[Dataset entries]
━━━━

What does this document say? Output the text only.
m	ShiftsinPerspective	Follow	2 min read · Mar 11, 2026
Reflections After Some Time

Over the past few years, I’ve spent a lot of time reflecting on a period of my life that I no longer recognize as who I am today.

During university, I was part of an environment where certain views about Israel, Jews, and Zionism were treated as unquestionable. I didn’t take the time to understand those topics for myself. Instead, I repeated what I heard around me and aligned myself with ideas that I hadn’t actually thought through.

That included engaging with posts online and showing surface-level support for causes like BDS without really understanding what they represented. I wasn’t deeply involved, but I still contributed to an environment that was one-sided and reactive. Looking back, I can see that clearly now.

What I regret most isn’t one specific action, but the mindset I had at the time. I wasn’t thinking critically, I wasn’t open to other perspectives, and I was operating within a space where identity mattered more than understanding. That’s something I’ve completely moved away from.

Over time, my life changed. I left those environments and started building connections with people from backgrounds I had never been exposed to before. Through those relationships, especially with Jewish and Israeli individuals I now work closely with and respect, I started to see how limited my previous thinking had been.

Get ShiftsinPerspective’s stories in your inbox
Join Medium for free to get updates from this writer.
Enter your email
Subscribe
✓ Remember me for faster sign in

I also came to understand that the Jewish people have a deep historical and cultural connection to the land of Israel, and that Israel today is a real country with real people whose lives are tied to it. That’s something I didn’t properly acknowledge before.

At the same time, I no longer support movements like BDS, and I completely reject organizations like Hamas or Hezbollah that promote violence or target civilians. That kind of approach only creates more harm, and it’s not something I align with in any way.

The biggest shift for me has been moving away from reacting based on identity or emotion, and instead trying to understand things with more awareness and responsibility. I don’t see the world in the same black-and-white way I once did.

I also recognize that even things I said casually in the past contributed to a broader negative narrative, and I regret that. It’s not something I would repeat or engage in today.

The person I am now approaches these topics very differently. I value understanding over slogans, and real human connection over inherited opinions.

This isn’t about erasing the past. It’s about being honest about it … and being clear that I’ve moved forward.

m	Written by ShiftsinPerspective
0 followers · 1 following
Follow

━━━━

→ **Work to do**:
Retype all of the data shown above, word for word.

→ **Solution for this problem**:
What does this document say? Output the text only.
m	ShiftsinPerspective	Follow	2 min read · Mar 11, 2026
Reflections After Some Time

Over the past few years, I’ve spent a lot of time reflecting on a period of my life that I no longer recognize as who I am today.

During university, I was part of an environment where certain views about Israel, Jews, and Zionism were treated as unquestionable. I didn’t take the time to understand those topics for myself. Instead, I repeated what I heard around me and aligned myself with ideas that I hadn’t actually thought through.

That included engaging with posts online and showing surface-level support for causes like BDS without really understanding what they represented. I wasn’t deeply involved, but I still contributed to an environment that was one-sided and reactive. Looking back, I can see that clearly now.

What I regret most isn’t one specific action, but the mindset I had at the time. I wasn’t thinking critically, I wasn’t open to other perspectives, and I was operating within a space where identity mattered more than understanding. That’s something I’ve completely moved away from.

Over time, my life changed. I left those environments and started building connections with people from backgrounds I had never been exposed to before. Through those relationships, especially with Jewish and Israeli individuals I now work closely with and respect, I started to see how limited my previous thinking had been.

Get ShiftsinPerspective’s stories in your inbox
Join Medium for free to get updates from this writer.
Enter your email
Subscribe
✓ Remember me for faster sign in

I also came to understand that the Jewish people have a deep historical and cultural connection to the land of Israel, and that Israel today is a real country with real people whose lives are tied to it. That’s something I didn’t properly acknowledge before.

At the same time, I no longer support movements like BDS, and I completely reject organizations like Hamas or Hezbollah that promote violence or target civilians. That kind of approach only creates more harm, and it’s not something I align with in any way.

The biggest shift for me has been moving away from reacting based on identity or emotion, and instead trying to understand things with more awareness and responsibility. I don’t see the world in the same black-and-white way I once did.

I also recognize that even things I said casually in the past contributed to a broader negative narrative, and I regret that. It’s not something I would repeat or engage in today.

The person I am now approaches these topics very differently. I value understanding over slogans, and real human connection over inherited opinions.

This isn’t about erasing the past. It’s about being honest about it … and being clear that I’ve moved forward.

m	Written by ShiftsinPerspective
0 followers · 1 following
Follow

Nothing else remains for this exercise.